Dataset entries =
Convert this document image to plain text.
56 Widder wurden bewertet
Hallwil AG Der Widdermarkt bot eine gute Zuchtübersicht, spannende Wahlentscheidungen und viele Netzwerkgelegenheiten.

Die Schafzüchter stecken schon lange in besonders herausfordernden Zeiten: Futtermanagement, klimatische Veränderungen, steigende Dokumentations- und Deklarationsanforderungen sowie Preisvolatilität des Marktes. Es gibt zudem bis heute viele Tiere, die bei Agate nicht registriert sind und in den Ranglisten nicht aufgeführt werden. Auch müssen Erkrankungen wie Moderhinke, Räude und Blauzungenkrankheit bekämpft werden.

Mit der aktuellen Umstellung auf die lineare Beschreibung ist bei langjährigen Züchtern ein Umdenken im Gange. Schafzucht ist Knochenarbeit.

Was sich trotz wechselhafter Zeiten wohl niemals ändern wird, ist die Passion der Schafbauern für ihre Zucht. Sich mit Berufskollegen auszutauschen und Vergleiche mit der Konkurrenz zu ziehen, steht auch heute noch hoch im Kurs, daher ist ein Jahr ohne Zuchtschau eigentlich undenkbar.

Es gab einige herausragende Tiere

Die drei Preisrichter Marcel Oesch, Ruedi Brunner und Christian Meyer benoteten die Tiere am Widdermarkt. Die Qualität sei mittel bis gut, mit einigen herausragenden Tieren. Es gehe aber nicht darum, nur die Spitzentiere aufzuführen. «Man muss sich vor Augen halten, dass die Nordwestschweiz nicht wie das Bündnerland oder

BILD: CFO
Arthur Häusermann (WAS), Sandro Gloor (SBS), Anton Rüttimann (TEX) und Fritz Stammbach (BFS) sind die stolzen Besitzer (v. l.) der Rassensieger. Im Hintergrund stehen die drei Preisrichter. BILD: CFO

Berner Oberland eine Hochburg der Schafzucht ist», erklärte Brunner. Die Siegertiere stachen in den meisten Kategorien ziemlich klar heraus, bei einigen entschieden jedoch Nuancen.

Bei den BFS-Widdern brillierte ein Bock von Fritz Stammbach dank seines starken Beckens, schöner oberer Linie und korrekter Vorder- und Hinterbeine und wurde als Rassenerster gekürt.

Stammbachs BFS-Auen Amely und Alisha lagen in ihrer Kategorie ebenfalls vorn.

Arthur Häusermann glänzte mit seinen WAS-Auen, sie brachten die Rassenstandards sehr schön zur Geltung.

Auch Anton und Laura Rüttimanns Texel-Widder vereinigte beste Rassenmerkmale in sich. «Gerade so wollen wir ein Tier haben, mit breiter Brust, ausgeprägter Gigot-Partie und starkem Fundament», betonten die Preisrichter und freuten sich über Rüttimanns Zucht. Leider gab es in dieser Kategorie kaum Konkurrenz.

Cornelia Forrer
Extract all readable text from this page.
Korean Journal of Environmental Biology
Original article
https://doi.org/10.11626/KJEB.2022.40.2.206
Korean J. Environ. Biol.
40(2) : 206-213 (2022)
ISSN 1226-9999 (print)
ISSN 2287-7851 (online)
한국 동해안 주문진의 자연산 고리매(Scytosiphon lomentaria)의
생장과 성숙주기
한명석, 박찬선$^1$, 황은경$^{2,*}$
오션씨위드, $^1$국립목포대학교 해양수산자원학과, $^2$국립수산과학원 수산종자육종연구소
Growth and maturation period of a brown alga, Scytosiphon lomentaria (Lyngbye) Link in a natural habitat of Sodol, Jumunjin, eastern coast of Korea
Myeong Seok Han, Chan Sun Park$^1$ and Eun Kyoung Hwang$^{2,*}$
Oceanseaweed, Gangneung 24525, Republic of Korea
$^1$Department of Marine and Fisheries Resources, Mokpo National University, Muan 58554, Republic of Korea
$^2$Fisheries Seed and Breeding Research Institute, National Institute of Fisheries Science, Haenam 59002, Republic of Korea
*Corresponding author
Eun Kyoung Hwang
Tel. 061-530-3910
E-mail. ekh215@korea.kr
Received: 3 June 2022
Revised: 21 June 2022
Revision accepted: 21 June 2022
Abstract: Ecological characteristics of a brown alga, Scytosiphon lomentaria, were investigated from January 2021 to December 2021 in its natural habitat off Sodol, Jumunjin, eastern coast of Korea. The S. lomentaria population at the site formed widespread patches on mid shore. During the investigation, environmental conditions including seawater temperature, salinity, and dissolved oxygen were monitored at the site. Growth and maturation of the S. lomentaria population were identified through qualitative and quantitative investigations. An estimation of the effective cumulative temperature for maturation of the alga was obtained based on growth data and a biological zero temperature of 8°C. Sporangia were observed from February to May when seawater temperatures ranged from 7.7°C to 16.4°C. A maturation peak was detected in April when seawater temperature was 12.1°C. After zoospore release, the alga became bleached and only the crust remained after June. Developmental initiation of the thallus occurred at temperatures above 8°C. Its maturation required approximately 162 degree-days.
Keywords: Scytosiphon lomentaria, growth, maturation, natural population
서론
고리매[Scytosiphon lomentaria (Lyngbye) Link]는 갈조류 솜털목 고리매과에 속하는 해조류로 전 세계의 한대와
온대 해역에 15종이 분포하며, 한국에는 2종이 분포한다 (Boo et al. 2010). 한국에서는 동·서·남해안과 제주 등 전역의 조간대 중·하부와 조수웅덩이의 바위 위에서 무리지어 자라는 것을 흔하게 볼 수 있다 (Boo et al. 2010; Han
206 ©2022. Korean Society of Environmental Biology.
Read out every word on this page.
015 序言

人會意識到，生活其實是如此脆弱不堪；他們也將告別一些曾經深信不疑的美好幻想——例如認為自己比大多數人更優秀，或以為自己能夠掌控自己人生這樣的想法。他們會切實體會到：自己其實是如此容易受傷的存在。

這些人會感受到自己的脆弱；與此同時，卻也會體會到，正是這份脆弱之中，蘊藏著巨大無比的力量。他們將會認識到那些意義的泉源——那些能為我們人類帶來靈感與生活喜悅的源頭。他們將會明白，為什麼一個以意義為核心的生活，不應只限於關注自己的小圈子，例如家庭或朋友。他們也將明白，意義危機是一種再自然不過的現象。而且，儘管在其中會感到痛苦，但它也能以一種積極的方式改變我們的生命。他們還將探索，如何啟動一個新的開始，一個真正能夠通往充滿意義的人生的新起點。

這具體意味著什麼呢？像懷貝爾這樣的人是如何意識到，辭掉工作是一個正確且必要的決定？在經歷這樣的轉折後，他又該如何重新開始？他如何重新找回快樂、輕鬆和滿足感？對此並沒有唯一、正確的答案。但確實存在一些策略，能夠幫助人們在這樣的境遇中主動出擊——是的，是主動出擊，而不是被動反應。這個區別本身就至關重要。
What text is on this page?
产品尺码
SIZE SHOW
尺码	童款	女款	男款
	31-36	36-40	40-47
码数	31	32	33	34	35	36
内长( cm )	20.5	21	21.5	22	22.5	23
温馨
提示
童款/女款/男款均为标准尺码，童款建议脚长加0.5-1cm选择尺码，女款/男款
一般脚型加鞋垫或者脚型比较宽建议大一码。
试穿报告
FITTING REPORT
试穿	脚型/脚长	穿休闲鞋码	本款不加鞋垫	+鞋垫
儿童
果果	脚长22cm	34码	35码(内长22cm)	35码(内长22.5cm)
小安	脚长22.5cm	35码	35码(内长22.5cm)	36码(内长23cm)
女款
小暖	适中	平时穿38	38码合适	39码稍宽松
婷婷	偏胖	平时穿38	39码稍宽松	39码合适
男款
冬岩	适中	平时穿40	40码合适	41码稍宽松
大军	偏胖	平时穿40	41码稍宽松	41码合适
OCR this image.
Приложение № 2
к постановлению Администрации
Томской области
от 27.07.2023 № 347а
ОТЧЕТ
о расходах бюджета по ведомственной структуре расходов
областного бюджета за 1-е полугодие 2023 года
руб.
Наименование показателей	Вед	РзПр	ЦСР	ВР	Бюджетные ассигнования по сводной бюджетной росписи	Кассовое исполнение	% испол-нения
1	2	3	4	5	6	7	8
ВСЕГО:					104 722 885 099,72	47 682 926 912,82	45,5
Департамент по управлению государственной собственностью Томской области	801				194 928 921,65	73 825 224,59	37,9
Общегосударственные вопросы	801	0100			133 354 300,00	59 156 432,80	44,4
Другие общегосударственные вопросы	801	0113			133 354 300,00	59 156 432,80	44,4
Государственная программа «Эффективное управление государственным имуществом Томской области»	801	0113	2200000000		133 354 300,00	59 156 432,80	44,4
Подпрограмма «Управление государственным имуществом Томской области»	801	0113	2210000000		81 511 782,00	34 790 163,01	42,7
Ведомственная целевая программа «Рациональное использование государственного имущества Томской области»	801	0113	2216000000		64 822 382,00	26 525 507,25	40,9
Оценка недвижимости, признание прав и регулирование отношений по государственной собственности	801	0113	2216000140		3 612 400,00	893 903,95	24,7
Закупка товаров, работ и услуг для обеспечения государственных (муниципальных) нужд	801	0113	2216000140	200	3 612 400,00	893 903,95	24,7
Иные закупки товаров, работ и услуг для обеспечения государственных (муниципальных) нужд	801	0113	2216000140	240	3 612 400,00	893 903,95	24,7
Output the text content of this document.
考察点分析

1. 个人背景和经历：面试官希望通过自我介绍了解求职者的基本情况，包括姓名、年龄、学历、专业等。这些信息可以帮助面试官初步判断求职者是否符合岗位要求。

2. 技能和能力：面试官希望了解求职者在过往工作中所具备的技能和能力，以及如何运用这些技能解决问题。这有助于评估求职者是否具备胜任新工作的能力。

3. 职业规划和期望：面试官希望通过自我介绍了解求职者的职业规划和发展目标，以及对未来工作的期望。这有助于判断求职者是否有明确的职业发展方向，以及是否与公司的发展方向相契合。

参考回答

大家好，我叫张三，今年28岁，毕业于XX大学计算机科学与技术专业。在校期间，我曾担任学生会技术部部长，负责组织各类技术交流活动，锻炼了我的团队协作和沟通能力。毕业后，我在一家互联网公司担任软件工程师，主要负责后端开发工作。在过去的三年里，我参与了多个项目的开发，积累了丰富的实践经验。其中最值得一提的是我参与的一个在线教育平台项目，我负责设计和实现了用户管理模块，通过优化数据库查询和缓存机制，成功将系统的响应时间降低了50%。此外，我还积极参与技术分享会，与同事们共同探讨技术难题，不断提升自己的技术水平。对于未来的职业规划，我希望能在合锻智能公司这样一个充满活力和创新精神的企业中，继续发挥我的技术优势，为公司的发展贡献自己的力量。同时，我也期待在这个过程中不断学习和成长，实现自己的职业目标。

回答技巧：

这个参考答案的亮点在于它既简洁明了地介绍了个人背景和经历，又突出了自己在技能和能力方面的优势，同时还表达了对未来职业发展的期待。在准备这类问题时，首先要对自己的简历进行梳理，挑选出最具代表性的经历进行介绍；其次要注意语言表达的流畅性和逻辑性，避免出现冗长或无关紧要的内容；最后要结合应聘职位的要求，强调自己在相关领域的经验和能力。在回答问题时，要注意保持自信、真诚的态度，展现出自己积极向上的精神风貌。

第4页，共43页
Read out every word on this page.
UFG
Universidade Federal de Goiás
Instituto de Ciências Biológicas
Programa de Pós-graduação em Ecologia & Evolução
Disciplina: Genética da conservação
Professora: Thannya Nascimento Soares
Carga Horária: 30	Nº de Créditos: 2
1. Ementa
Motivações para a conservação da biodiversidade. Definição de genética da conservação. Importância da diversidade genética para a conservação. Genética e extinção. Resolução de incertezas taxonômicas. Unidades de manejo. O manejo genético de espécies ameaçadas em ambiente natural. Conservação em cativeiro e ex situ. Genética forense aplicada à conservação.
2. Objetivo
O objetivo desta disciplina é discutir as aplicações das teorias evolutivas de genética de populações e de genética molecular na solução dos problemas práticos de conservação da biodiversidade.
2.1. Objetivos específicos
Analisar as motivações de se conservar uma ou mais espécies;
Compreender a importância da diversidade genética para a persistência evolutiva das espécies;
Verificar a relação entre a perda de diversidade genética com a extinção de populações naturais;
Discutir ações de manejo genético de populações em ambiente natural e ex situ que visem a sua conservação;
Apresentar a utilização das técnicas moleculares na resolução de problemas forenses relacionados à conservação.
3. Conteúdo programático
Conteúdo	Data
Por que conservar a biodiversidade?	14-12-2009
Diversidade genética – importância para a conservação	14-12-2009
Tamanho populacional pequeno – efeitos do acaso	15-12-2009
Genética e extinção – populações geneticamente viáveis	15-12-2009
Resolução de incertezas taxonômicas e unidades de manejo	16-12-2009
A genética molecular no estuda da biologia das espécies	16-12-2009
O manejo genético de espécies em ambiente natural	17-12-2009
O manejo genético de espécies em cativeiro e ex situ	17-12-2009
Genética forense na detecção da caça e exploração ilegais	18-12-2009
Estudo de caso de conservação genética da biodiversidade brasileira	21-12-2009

What this task involves = In the entries above, find each line with the string "государственной" and copy it.

The reply =
Департамент по управлению государственной собственностью Томской области	801				194 928 921,65	73 825 224,59	37,9
Оценка недвижимости, признание прав и регулирование отношений по государственной собственности	801	0113	2216000140		3 612 400,00	893 903,95	24,7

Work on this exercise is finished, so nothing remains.